#### SET EXERCISE
Give every line below again, exactly.

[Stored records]
----------------------------------------
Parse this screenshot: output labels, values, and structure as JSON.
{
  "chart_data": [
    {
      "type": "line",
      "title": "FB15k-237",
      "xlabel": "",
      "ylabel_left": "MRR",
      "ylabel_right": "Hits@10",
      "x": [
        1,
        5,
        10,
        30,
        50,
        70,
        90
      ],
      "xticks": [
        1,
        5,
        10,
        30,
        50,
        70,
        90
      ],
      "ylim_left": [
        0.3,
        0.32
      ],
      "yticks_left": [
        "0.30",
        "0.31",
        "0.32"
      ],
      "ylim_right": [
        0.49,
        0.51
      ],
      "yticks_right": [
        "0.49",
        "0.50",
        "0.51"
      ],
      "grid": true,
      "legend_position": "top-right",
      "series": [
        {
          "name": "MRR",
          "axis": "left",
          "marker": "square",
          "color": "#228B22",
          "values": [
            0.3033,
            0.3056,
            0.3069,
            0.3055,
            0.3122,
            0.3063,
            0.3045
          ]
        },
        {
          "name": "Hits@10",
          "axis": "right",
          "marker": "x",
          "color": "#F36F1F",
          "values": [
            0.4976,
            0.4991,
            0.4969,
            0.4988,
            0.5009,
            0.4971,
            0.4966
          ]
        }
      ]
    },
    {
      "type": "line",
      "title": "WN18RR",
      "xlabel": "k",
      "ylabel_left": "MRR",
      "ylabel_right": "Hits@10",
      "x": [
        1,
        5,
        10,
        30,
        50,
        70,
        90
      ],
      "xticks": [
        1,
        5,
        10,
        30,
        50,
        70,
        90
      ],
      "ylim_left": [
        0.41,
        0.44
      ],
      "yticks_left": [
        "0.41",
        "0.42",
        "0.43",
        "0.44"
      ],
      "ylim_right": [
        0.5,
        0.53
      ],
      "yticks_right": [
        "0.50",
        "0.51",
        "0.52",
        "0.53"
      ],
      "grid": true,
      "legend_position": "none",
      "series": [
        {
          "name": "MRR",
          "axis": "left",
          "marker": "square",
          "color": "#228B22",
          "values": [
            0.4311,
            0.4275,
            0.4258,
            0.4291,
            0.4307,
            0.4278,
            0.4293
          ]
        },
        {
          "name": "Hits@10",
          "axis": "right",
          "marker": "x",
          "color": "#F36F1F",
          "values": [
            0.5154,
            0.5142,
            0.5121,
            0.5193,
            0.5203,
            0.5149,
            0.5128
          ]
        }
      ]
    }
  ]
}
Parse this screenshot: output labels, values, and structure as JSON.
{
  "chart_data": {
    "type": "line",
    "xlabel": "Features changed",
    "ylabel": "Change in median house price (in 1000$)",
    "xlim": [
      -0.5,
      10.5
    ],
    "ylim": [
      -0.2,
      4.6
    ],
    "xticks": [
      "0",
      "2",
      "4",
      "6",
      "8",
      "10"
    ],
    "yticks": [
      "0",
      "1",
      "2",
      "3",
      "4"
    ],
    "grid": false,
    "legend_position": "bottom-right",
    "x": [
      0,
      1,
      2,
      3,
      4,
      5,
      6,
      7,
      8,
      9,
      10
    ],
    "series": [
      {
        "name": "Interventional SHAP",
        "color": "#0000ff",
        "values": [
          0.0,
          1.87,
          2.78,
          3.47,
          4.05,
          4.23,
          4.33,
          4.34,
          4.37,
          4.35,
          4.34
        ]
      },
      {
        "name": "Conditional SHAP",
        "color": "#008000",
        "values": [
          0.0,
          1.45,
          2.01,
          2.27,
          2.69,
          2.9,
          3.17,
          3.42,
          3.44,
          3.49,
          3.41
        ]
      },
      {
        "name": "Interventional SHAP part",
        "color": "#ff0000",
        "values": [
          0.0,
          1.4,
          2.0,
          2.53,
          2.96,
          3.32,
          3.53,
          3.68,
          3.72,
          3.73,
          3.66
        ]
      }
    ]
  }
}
----------------------------------------
#### TASK RESULT
Parse this screenshot: output labels, values, and structure as JSON.
{
  "chart_data": [
    {
      "type": "line",
      "title": "FB15k-237",
      "xlabel": "",
      "ylabel_left": "MRR",
      "ylabel_right": "Hits@10",
      "x": [
        1,
        5,
        10,
        30,
        50,
        70,
        90
      ],
      "xticks": [
        1,
        5,
        10,
        30,
        50,
        70,
        90
      ],
      "ylim_left": [
        0.3,
        0.32
      ],
      "yticks_left": [
        "0.30",
        "0.31",
        "0.32"
      ],
      "ylim_right": [
        0.49,
        0.51
      ],
      "yticks_right": [
        "0.49",
        "0.50",
        "0.51"
      ],
      "grid": true,
      "legend_position": "top-right",
      "series": [
        {
          "name": "MRR",
          "axis": "left",
          "marker": "square",
          "color": "#228B22",
          "values": [
            0.3033,
            0.3056,
            0.3069,
            0.3055,
            0.3122,
            0.3063,
            0.3045
          ]
        },
        {
          "name": "Hits@10",
          "axis": "right",
          "marker": "x",
          "color": "#F36F1F",
          "values": [
            0.4976,
            0.4991,
            0.4969,
            0.4988,
            0.5009,
            0.4971,
            0.4966
          ]
        }
      ]
    },
    {
      "type": "line",
      "title": "WN18RR",
      "xlabel": "k",
      "ylabel_left": "MRR",
      "ylabel_right": "Hits@10",
      "x": [
        1,
        5,
        10,
        30,
        50,
        70,
        90
      ],
      "xticks": [
        1,
        5,
        10,
        30,
        50,
        70,
        90
      ],
      "ylim_left": [
        0.41,
        0.44
      ],
      "yticks_left": [
        "0.41",
        "0.42",
        "0.43",
        "0.44"
      ],
      "ylim_right": [
        0.5,
        0.53
      ],
      "yticks_right": [
        "0.50",
        "0.51",
        "0.52",
        "0.53"
      ],
      "grid": true,
      "legend_position": "none",
      "series": [
        {
          "name": "MRR",
          "axis": "left",
          "marker": "square",
          "color": "#228B22",
          "values": [
            0.4311,
            0.4275,
            0.4258,
            0.4291,
            0.4307,
            0.4278,
            0.4293
          ]
        },
        {
          "name": "Hits@10",
          "axis": "right",
          "marker": "x",
          "color": "#F36F1F",
          "values": [
            0.5154,
            0.5142,
            0.5121,
            0.5193,
            0.5203,
            0.5149,
            0.5128
          ]
        }
      ]
    }
  ]
}
Parse this screenshot: output labels, values, and structure as JSON.
{
  "chart_data": {
    "type": "line",
    "xlabel": "Features changed",
    "ylabel": "Change in median house price (in 1000$)",
    "xlim": [
      -0.5,
      10.5
    ],
    "ylim": [
      -0.2,
      4.6
    ],
    "xticks": [
      "0",
      "2",
      "4",
      "6",
      "8",
      "10"
    ],
    "yticks": [
      "0",
      "1",
      "2",
      "3",
      "4"
    ],
    "grid": false,
    "legend_position": "bottom-right",
    "x": [
      0,
      1,
      2,
      3,
      4,
      5,
      6,
      7,
      8,
      9,
      10
    ],
    "series": [
      {
        "name": "Interventional SHAP",
        "color": "#0000ff",
        "values": [
          0.0,
          1.87,
          2.78,
          3.47,
          4.05,
          4.23,
          4.33,
          4.34,
          4.37,
          4.35,
          4.34
        ]
      },
      {
        "name": "Conditional SHAP",
        "color": "#008000",
        "values": [
          0.0,
          1.45,
          2.01,
          2.27,
          2.69,
          2.9,
          3.17,
          3.42,
          3.44,
          3.49,
          3.41
        ]
      },
      {
        "name": "Interventional SHAP part",
        "color": "#ff0000",
        "values": [
          0.0,
          1.4,
          2.0,
          2.53,
          2.96,
          3.32,
          3.53,
          3.68,
          3.72,
          3.73,
          3.66
        ]
      }
    ]
  }
}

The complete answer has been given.